◆ **Exercise requirements**
Say how many lines contain "Breul", using only the number.

— START OF Supplied information —

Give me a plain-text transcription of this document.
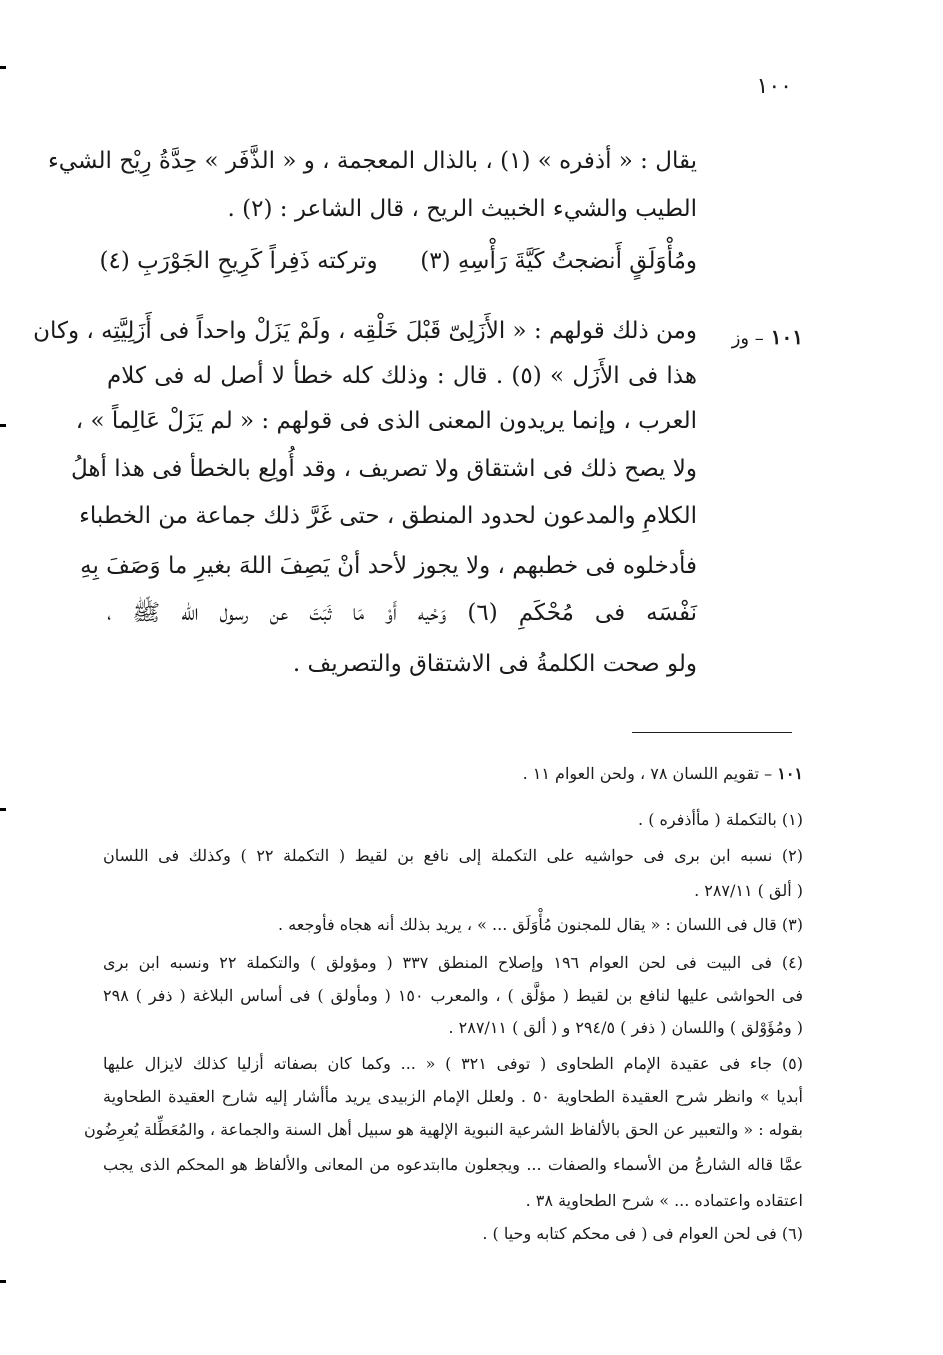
١٠٠
يقال : « أذفره » (١) ، بالذال المعجمة ، و « الذَّفَر » حِدَّةُ رِيْح الشيء
الطيب والشيء الخبيث الريح ، قال الشاعر : (٢) .
ومُأْوَلَقٍ أَنضجتُ كَيَّةَ رَأْسِهِ (٣)  وتركته ذَفِراً كَرِيحِ الجَوْرَبِ (٤)
١٠١ – وز
ومن ذلك قولهم : « الأَزَلِىّ قَبْلَ خَلْقِه ، ولَمْ يَزَلْ واحداً فى أَزَلِيَّتِه ، وكان
هذا فى الأَزَل » (٥) . قال : وذلك كله خطأ لا أصل له فى كلام
العرب ، وإنما يريدون المعنى الذى فى قولهم : « لم يَزَلْ عَالِماً » ،
ولا يصح ذلك فى اشتقاق ولا تصريف ، وقد أُولِع بالخطأ فى هذا أهلُ
الكلامِ والمدعون لحدود المنطق ، حتى غَرَّ ذلك جماعة من الخطباء
فأدخلوه فى خطبهم ، ولا يجوز لأحد أنْ يَصِفَ اللهَ بغيرِ ما وَصَفَ بِهِ
نَفْسَه فى مُحْكَمِ (٦) وَحْيه أَوْ مَا ثَبَتَ عن رسول الله ﷺ ،
ولو صحت الكلمةُ فى الاشتقاق والتصريف .
١٠١ – تقويم اللسان ٧٨ ، ولحن العوام ١١ .
(١) بالتكملة ( مأأذفره ) .
(٢) نسبه ابن برى فى حواشيه على التكملة إلى نافع بن لقيط ( التكملة ٢٢ ) وكذلك فى اللسان
( ألق ) ٢٨٧/١١ .
(٣) قال فى اللسان : « يقال للمجنون مُأْوَلَق ... » ، يريد بذلك أنه هجاه فأوجعه .
(٤) فى البيت فى لحن العوام ١٩٦ وإصلاح المنطق ٣٣٧ ( ومؤولق ) والتكملة ٢٢ ونسبه ابن برى
فى الحواشى عليها لنافع بن لقيط ( مؤلَّق ) ، والمعرب ١٥٠ ( ومأولق ) فى أساس البلاغة ( ذفر ) ٢٩٨
( ومُؤَوْلق ) واللسان ( ذفر ) ٢٩٤/٥ و ( ألق ) ٢٨٧/١١ .
(٥) جاء فى عقيدة الإمام الطحاوى ( توفى ٣٢١ ) « ... وكما كان بصفاته أزليا كذلك لايزال عليها
أبديا » وانظر شرح العقيدة الطحاوية ٥٠ . ولعلل الإمام الزبيدى يريد مأأشار إليه شارح العقيدة الطحاوية
بقوله : « والتعبير عن الحق بالألفاظ الشرعية النبوية الإلهية هو سبيل أهل السنة والجماعة ، والمُعَطِّلة يُعرِضُون
عمَّا قاله الشارعُ من الأسماء والصفات ... ويجعلون ماابتدعوه من المعانى والألفاظ هو المحكم الذى يجب
اعتقاده واعتماده ... » شرح الطحاوية ٣٨ .
(٦) فى لحن العوام فى ( فى محكم كتابه وحيا ) .
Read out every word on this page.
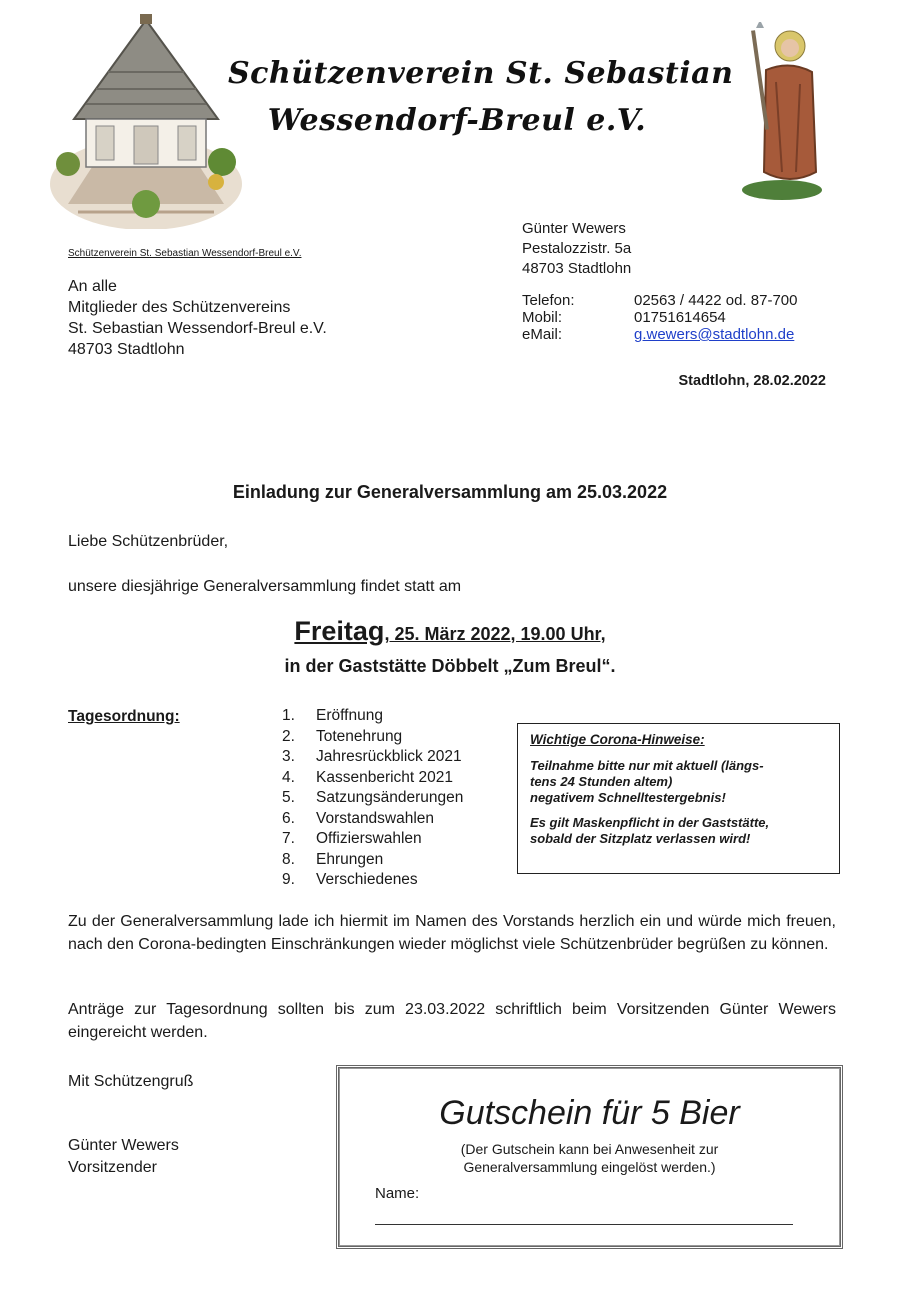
Schützenverein St. Sebastian
Wessendorf-Breul e.V.
Schützenverein St. Sebastian Wessendorf-Breul e.V.
An alle
Mitglieder des Schützenvereins
St. Sebastian Wessendorf-Breul e.V.
48703 Stadtlohn
Günter Wewers
Pestalozzistr. 5a
48703 Stadtlohn
Telefon:	02563 / 4422 od. 87-700
Mobil:	01751614654
eMail:	g.wewers@stadtlohn.de
Stadtlohn, 28.02.2022
Einladung zur Generalversammlung am 25.03.2022
Liebe Schützenbrüder,
unsere diesjährige Generalversammlung findet statt am
Freitag, 25. März 2022, 19.00 Uhr,
in der Gaststätte Döbbelt „Zum Breul“.
Tagesordnung:	1. Eröffnung
2. Totenehrung
3. Jahresrückblick 2021
4. Kassenbericht 2021
5. Satzungsänderungen
6. Vorstandswahlen
7. Offizierswahlen
8. Ehrungen
9. Verschiedenes
Wichtige Corona-Hinweise:
Teilnahme bitte nur mit aktuell (längs-
tens 24 Stunden altem)
negativem Schnelltestergebnis!
Es gilt Maskenpflicht in der Gaststätte,
sobald der Sitzplatz verlassen wird!
Zu der Generalversammlung lade ich hiermit im Namen des Vorstands herzlich ein und würde mich freuen, nach den Corona-bedingten Einschränkungen wieder möglichst viele Schützenbrüder begrüßen zu können.
Anträge zur Tagesordnung sollten bis zum 23.03.2022 schriftlich beim Vorsitzenden Günter Wewers eingereicht werden.
Mit Schützengruß
Günter Wewers
Vorsitzender
Gutschein für 5 Bier
(Der Gutschein kann bei Anwesenheit zur
Generalversammlung eingelöst werden.)
Name:
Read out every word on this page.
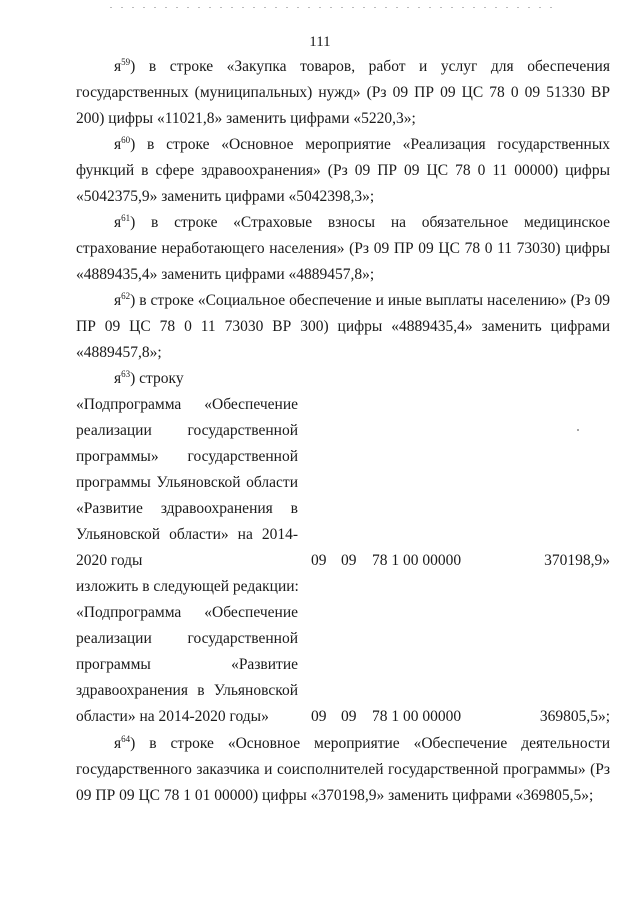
111

$я^{59}$) в строке «Закупка товаров, работ и услуг для обеспечения государственных (муниципальных) нужд» (Рз 09 ПР 09 ЦС 78 0 09 51330 ВР 200) цифры «11021,8» заменить цифрами «5220,3»;

$я^{60}$) в строке «Основное мероприятие «Реализация государственных функций в сфере здравоохранения» (Рз 09 ПР 09 ЦС 78 0 11 00000) цифры «5042375,9» заменить цифрами «5042398,3»;

$я^{61}$) в строке «Страховые взносы на обязательное медицинское страхование неработающего населения» (Рз 09 ПР 09 ЦС 78 0 11 73030) цифры «4889435,4» заменить цифрами «4889457,8»;

$я^{62}$) в строке «Социальное обеспечение и иные выплаты населению» (Рз 09 ПР 09 ЦС 78 0 11 73030 ВР 300) цифры «4889435,4» заменить цифрами «4889457,8»;

$я^{63}$) строку

«Подпрограмма «Обеспечение реализации государственной программы» государственной программы Ульяновской области «Развитие здравоохранения в Ульяновской области» на 2014-2020 годы	09 09 78 1 00 00000	370198,9»
изложить в следующей редакции:
«Подпрограмма «Обеспечение реализации государственной программы «Развитие здравоохранения в Ульяновской области» на 2014-2020 годы»	09 09 78 1 00 00000	369805,5»;

$я^{64}$) в строке «Основное мероприятие «Обеспечение деятельности государственного заказчика и соисполнителей государственной программы» (Рз 09 ПР 09 ЦС 78 1 01 00000) цифры «370198,9» заменить цифрами «369805,5»;
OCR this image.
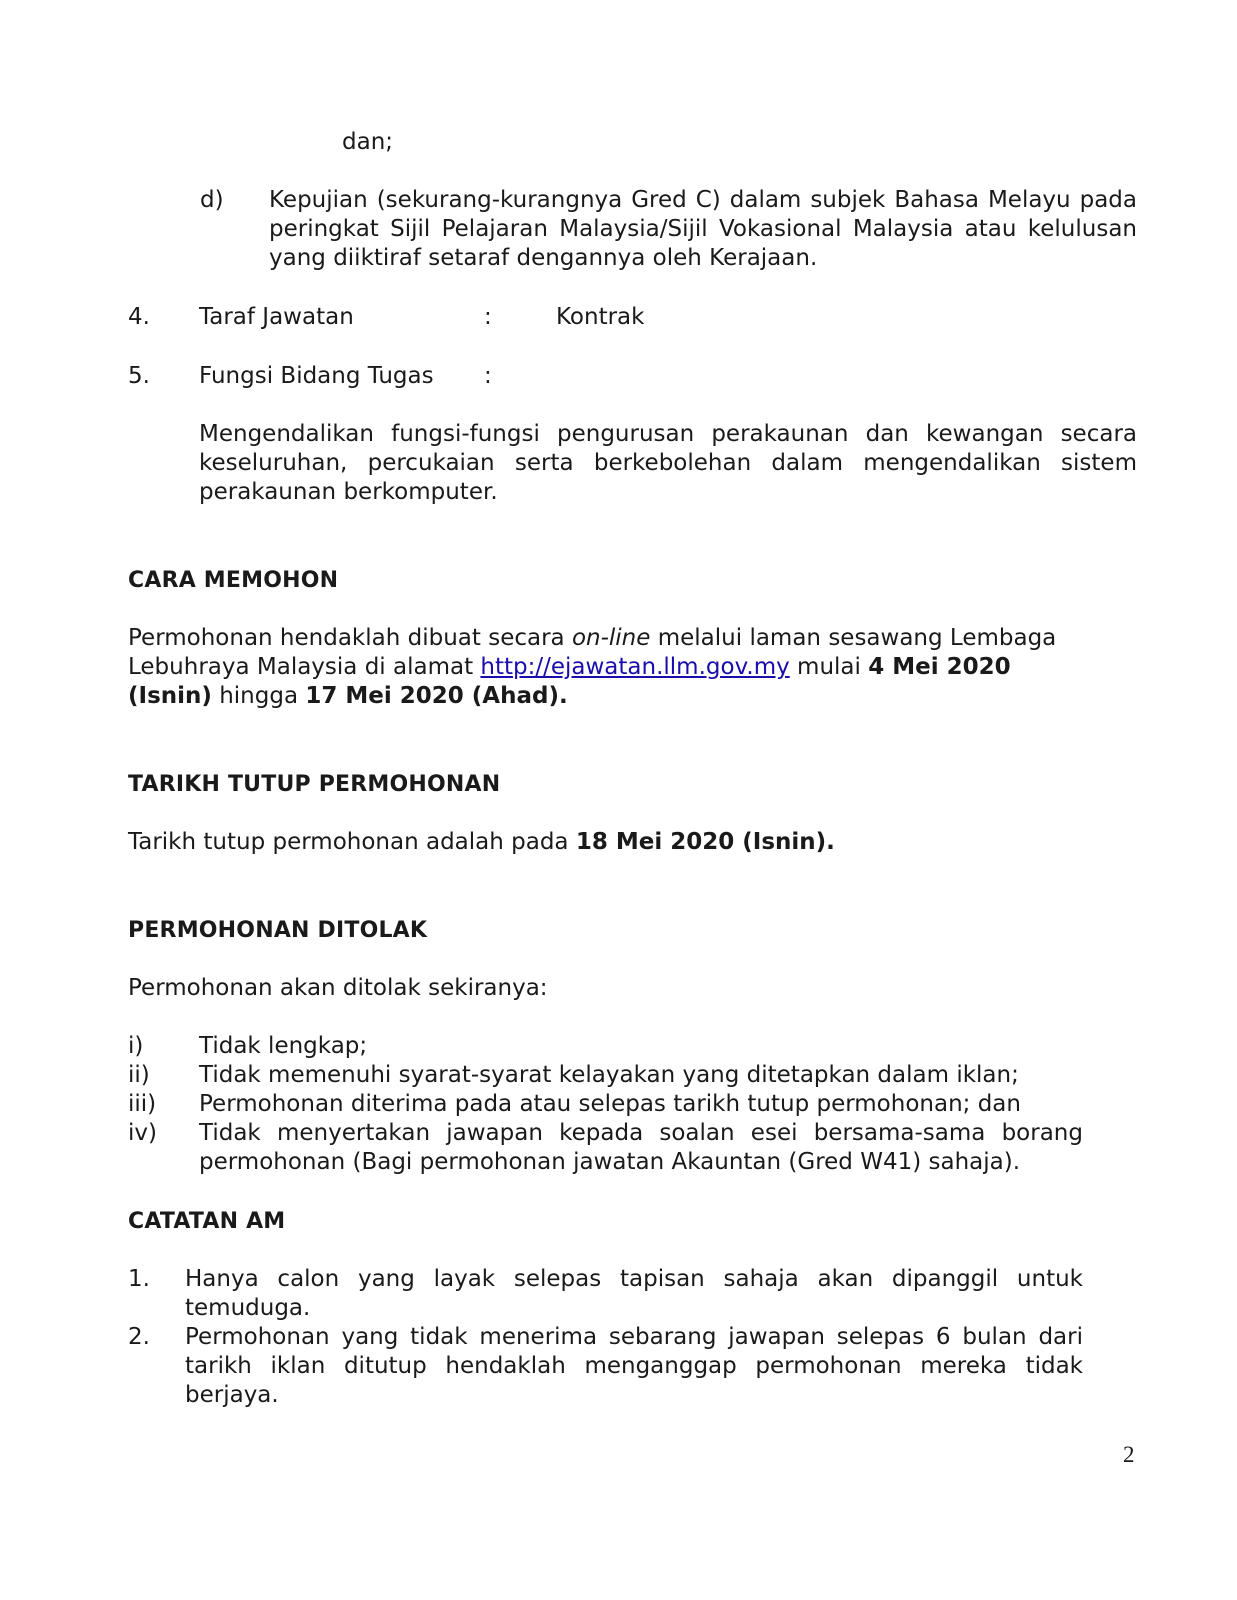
dan;
d) Kepujian (sekurang-kurangnya Gred C) dalam subjek Bahasa Melayu pada peringkat Sijil Pelajaran Malaysia/Sijil Vokasional Malaysia atau kelulusan yang diiktiraf setaraf dengannya oleh Kerajaan.
4. Taraf Jawatan	:	Kontrak
5. Fungsi Bidang Tugas :
Mengendalikan fungsi-fungsi pengurusan perakaunan dan kewangan secara keseluruhan, percukaian serta berkebolehan dalam mengendalikan sistem perakaunan berkomputer.
CARA MEMOHON
Permohonan hendaklah dibuat secara on-line melalui laman sesawang Lembaga Lebuhraya Malaysia di alamat http://ejawatan.llm.gov.my mulai 4 Mei 2020 (Isnin) hingga 17 Mei 2020 (Ahad).
TARIKH TUTUP PERMOHONAN
Tarikh tutup permohonan adalah pada 18 Mei 2020 (Isnin).
PERMOHONAN DITOLAK
Permohonan akan ditolak sekiranya:
i) Tidak lengkap;
ii) Tidak memenuhi syarat-syarat kelayakan yang ditetapkan dalam iklan;
iii) Permohonan diterima pada atau selepas tarikh tutup permohonan; dan
iv) Tidak menyertakan jawapan kepada soalan esei bersama-sama borang permohonan (Bagi permohonan jawatan Akauntan (Gred W41) sahaja).
CATATAN AM
1. Hanya calon yang layak selepas tapisan sahaja akan dipanggil untuk temuduga.
2. Permohonan yang tidak menerima sebarang jawapan selepas 6 bulan dari tarikh iklan ditutup hendaklah menganggap permohonan mereka tidak berjaya.
2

— END OF Supplied information —

◆ **Task solution**
4